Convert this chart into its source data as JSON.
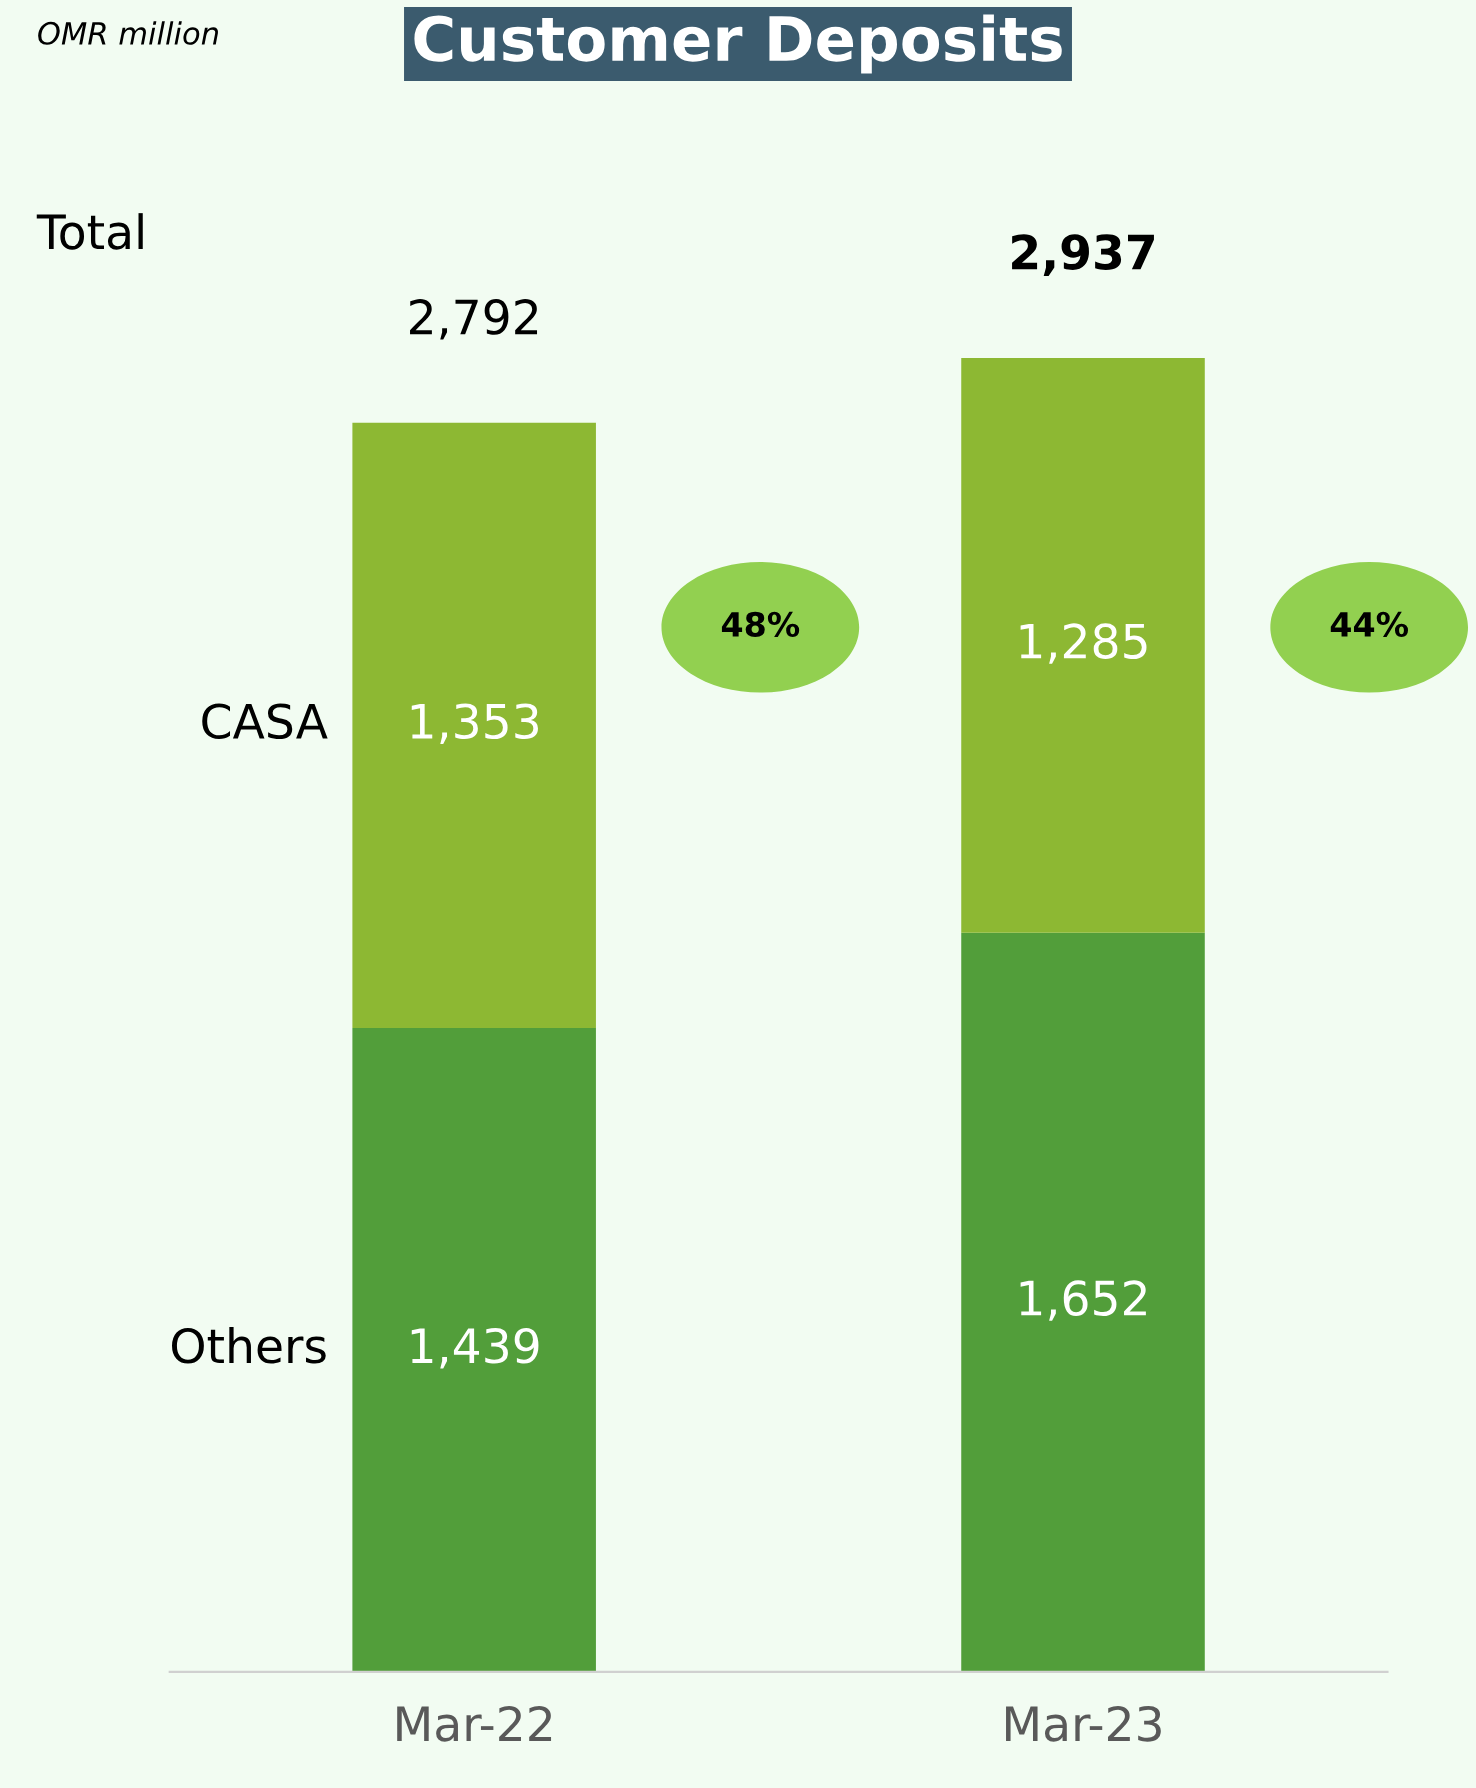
{
  "chart_data": {
    "type": "bar",
    "title": "Customer Deposits",
    "subtitle": "OMR million",
    "categories": [
      "Mar-22",
      "Mar-23"
    ],
    "stacked": true,
    "series": [
      {
        "name": "Others",
        "color": "#529e3a",
        "values": [
          1439,
          1652
        ],
        "value_labels": [
          "1,439",
          "1,652"
        ]
      },
      {
        "name": "CASA",
        "color": "#8db833",
        "values": [
          1353,
          1285
        ],
        "value_labels": [
          "1,353",
          "1,285"
        ]
      }
    ],
    "totals": [
      "2,792",
      "2,937"
    ],
    "annotations": [
      "Total",
      "48%",
      "44%"
    ]
  }
}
+++++
REQUIREMENT: Copy the records above exactly, leaving out every picture.

SOLUTION TO THIS PROBLEM:
Convert this chart into its source data as JSON.
{
  "chart_data": {
    "type": "bar",
    "title": "Customer Deposits",
    "subtitle": "OMR million",
    "categories": [
      "Mar-22",
      "Mar-23"
    ],
    "stacked": true,
    "series": [
      {
        "name": "Others",
        "color": "#529e3a",
        "values": [
          1439,
          1652
        ],
        "value_labels": [
          "1,439",
          "1,652"
        ]
      },
      {
        "name": "CASA",
        "color": "#8db833",
        "values": [
          1353,
          1285
        ],
        "value_labels": [
          "1,353",
          "1,285"
        ]
      }
    ],
    "totals": [
      "2,792",
      "2,937"
    ],
    "annotations": [
      "Total",
      "48%",
      "44%"
    ]
  }
}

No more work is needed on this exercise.